## What to work on
Gather up every line that includes the string "title".

━━ Data to process

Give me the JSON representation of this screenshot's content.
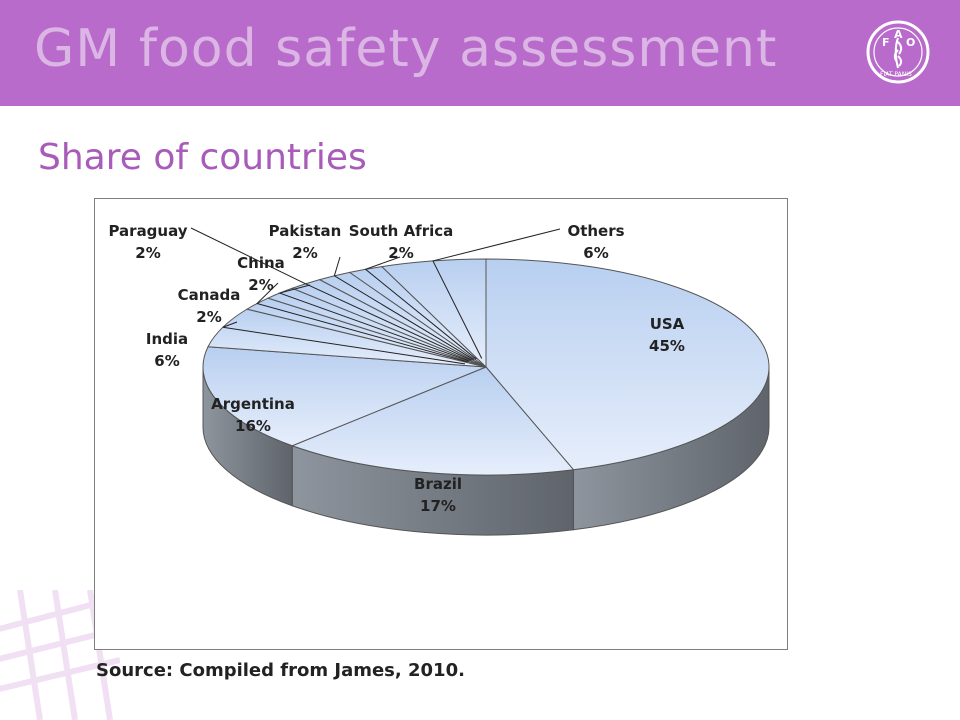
{
  "header": {
    "title": "GM food safety assessment"
  },
  "logo": {
    "letters": [
      "F",
      "A",
      "O"
    ],
    "motto": "FIAT PANIS"
  },
  "slide": {
    "title": "Share of countries"
  },
  "chart_data": {
    "type": "pie",
    "title": "",
    "slices": [
      {
        "label": "USA",
        "value": 45,
        "value_label": "45%"
      },
      {
        "label": "Brazil",
        "value": 17,
        "value_label": "17%"
      },
      {
        "label": "Argentina",
        "value": 16,
        "value_label": "16%"
      },
      {
        "label": "India",
        "value": 6,
        "value_label": "6%"
      },
      {
        "label": "Canada",
        "value": 2,
        "value_label": "2%"
      },
      {
        "label": "China",
        "value": 2,
        "value_label": "2%"
      },
      {
        "label": "Paraguay",
        "value": 2,
        "value_label": "2%"
      },
      {
        "label": "Pakistan",
        "value": 2,
        "value_label": "2%"
      },
      {
        "label": "South Africa",
        "value": 2,
        "value_label": "2%"
      },
      {
        "label": "Others",
        "value": 6,
        "value_label": "6%"
      }
    ],
    "style": "3d",
    "legend": "none",
    "colors": {
      "top": "#b8cff0",
      "top_light": "#e6eefb",
      "side": "#8e959e",
      "side_dark": "#5f646b",
      "edge": "#555555"
    }
  },
  "source": {
    "text": "Source: Compiled from James, 2010."
  }
}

━━━━

## Expected answer
    "title": "GM food safety assessment"
    "title": "Share of countries"
    "title": "",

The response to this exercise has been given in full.